● What to work on
Listed below are entries; give the number of lines among them that include "true", and only that number.

● Raw data

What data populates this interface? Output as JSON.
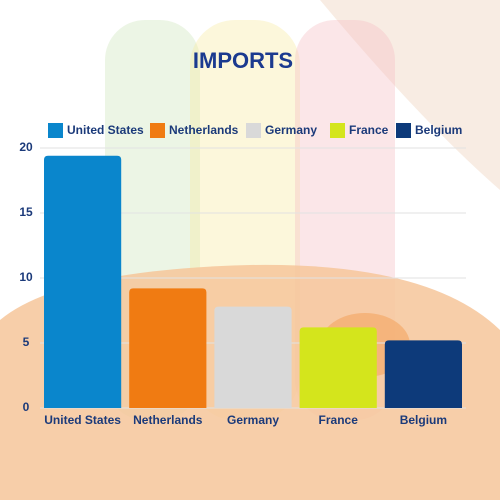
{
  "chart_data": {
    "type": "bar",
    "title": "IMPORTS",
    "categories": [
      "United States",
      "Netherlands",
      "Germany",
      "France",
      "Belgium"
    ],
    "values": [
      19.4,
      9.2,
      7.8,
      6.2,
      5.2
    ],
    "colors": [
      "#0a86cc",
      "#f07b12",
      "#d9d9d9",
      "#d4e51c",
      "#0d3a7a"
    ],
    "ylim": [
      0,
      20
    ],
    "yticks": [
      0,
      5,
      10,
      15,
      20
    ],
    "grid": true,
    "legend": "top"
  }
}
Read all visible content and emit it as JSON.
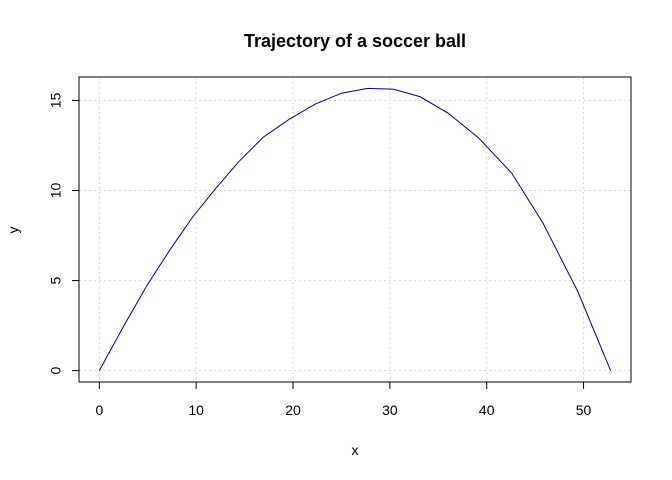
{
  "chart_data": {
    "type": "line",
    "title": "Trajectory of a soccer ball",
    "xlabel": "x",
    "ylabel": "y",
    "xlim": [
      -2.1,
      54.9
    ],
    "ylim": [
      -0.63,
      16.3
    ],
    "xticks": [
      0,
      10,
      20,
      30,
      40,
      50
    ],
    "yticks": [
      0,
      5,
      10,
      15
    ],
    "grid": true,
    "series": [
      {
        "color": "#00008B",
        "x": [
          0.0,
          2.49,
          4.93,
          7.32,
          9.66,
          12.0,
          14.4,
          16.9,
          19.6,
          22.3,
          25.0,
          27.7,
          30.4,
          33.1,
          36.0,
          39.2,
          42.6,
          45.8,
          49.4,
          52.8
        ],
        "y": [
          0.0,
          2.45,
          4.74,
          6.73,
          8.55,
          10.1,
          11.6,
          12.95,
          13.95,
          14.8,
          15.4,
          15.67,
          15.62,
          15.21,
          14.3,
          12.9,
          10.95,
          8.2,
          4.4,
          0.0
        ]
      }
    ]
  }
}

--

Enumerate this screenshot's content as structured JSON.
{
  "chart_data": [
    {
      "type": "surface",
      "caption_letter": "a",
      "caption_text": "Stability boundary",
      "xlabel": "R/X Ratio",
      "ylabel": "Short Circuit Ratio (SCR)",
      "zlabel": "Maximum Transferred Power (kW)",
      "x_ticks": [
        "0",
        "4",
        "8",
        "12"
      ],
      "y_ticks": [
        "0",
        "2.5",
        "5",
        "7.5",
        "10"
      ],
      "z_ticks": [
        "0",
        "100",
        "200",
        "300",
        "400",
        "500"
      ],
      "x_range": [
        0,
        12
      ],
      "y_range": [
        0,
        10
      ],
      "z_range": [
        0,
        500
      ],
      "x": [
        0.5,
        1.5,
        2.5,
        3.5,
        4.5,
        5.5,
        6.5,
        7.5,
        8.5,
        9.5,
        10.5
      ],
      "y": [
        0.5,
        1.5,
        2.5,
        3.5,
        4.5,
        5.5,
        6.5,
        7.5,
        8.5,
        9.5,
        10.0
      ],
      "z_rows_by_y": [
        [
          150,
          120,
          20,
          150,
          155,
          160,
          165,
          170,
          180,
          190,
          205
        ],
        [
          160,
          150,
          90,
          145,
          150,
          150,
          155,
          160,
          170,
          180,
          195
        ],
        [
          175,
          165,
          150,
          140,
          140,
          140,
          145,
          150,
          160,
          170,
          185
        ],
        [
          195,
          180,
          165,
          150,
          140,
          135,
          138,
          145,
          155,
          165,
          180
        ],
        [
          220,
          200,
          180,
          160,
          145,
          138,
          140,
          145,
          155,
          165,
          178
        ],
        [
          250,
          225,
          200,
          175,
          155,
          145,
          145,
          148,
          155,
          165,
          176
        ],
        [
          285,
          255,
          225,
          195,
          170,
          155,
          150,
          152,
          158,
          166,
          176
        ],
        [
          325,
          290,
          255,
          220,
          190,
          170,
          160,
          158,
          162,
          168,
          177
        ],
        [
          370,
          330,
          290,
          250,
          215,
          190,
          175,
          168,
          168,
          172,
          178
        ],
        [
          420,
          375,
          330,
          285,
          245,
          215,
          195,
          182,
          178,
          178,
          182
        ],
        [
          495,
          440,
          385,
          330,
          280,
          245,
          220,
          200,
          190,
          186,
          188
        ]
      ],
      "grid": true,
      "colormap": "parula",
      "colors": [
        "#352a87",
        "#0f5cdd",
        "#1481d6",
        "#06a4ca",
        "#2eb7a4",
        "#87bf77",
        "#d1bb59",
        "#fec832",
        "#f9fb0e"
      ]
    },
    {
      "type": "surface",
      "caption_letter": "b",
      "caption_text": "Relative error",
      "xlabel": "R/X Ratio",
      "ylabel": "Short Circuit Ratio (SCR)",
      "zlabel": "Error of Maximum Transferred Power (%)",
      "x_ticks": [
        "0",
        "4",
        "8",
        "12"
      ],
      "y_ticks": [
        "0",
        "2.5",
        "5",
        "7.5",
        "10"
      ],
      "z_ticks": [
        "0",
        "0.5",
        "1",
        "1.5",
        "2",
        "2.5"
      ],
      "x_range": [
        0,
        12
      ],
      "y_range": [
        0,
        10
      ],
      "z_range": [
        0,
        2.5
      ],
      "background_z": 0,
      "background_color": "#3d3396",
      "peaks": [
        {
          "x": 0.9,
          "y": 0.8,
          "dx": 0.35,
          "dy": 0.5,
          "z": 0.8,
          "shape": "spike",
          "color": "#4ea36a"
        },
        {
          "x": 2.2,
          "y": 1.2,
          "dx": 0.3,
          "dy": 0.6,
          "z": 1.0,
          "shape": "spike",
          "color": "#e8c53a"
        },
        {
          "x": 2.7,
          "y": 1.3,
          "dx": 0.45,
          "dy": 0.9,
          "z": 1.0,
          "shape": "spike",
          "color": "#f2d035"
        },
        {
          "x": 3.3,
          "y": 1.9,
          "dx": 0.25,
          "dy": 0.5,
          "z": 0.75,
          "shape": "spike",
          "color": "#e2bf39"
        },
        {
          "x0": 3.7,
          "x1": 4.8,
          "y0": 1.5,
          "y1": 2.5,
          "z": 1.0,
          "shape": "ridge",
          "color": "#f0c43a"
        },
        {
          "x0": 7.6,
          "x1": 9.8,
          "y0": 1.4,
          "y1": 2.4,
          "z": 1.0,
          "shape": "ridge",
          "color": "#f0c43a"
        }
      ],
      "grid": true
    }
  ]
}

● Output for this task
4